--- WORK REQUIRED ---
Determine how many lines below hold the string "JSON". Reply with the number alone.
## start EXERCISE MATERIAL
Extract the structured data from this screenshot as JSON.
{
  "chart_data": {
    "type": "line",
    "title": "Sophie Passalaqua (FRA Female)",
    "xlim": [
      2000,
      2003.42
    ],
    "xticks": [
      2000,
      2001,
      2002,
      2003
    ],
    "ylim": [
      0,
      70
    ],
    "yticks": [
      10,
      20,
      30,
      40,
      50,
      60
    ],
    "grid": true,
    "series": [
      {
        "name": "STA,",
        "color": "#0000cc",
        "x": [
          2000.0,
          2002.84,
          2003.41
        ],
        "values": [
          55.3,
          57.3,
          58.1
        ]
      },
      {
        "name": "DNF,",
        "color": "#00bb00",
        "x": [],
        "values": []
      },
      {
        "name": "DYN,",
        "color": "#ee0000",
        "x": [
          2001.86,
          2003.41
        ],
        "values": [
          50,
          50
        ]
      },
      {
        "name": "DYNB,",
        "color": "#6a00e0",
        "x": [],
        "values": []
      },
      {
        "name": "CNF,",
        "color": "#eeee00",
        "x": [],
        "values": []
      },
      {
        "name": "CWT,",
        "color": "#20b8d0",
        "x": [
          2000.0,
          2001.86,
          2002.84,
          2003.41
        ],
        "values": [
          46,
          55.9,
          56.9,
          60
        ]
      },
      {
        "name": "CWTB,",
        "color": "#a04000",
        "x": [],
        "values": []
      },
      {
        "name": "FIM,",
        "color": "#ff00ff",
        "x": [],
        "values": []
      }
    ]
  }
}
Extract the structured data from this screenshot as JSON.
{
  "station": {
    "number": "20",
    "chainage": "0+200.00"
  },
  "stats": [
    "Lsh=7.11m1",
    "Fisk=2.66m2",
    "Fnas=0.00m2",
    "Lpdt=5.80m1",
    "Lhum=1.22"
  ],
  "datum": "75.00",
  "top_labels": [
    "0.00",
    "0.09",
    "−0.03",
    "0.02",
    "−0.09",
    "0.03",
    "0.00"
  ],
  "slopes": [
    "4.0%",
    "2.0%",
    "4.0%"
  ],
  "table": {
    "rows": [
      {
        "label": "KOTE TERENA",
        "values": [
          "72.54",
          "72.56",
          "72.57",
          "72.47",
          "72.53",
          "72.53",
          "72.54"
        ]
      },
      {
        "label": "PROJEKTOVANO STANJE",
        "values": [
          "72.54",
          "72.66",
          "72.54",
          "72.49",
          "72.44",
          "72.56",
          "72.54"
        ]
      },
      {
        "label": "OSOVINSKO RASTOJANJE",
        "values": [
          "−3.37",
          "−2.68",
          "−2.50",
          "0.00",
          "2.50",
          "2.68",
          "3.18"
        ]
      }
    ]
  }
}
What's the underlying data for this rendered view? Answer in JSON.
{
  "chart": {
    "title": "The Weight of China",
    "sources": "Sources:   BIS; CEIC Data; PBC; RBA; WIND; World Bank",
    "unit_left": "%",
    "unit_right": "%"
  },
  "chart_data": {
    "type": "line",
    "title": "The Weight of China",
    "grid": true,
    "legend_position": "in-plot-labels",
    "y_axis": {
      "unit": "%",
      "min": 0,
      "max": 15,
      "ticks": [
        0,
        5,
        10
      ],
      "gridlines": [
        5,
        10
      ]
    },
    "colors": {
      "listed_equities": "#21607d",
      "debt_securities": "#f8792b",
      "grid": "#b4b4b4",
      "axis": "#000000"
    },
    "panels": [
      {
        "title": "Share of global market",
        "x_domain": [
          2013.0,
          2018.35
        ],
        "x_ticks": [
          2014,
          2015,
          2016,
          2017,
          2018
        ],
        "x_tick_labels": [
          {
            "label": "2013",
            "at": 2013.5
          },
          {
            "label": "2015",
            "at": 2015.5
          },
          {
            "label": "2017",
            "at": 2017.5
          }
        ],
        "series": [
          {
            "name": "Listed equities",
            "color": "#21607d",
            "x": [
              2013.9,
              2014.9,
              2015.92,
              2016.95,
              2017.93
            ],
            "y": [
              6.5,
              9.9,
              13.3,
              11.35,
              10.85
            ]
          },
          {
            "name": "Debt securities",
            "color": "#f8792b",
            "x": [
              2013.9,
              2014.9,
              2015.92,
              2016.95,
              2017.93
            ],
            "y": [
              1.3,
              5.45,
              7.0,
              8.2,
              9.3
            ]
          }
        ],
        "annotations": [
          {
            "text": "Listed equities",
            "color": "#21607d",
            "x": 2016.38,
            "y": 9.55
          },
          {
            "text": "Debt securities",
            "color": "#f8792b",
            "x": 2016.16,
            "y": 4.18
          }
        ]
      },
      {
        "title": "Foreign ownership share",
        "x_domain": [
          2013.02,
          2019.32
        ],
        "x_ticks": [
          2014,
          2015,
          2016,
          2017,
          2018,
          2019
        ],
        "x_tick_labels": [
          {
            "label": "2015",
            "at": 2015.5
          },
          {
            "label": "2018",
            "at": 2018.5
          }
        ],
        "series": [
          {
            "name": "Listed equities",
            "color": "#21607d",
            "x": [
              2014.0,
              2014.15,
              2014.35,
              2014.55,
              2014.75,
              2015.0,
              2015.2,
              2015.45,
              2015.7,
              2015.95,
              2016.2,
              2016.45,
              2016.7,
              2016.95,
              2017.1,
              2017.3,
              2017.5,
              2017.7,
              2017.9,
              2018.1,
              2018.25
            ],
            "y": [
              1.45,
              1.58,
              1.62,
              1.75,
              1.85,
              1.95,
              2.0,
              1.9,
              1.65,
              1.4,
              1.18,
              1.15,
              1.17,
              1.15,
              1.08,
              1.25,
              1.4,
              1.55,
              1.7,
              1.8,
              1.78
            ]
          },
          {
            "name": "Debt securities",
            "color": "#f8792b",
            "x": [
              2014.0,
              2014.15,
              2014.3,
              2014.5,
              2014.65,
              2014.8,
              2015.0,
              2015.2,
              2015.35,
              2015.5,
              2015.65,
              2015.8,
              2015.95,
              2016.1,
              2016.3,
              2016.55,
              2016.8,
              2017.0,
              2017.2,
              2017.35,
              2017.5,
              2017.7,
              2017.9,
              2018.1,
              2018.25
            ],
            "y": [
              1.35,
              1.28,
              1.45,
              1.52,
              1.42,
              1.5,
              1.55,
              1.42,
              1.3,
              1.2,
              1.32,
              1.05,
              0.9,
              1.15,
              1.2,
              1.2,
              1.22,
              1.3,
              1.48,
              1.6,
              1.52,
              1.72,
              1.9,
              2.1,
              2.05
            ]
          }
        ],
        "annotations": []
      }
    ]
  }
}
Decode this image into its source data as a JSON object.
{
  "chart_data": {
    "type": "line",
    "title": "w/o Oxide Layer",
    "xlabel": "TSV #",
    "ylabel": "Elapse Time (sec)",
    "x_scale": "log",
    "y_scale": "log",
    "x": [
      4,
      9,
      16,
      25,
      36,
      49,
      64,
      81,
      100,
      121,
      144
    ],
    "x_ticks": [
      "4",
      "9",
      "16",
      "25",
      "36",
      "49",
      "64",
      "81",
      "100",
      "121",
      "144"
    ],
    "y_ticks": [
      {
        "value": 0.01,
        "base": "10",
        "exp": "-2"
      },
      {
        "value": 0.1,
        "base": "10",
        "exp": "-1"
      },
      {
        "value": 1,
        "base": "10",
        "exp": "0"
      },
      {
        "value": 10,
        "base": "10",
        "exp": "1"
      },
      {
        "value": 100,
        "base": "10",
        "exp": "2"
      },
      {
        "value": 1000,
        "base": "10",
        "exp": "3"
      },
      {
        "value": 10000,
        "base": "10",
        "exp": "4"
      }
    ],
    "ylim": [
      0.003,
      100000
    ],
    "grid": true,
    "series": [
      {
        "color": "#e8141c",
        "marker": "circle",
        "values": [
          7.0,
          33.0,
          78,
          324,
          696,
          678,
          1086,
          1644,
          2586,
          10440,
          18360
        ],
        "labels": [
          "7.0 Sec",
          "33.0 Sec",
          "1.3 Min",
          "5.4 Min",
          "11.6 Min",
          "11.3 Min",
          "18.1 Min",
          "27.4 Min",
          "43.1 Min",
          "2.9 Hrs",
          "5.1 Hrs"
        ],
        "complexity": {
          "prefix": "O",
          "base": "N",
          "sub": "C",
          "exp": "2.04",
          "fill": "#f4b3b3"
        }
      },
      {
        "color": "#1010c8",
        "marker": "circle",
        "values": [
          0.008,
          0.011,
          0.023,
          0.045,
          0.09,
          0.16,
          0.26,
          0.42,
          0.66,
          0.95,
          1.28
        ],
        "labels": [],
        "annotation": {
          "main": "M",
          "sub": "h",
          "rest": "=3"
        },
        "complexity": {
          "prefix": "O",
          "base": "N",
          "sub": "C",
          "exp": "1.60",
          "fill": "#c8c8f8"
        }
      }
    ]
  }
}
## end EXERCISE MATERIAL
--- SOLUTION FOR THIS EXERCISE ---
4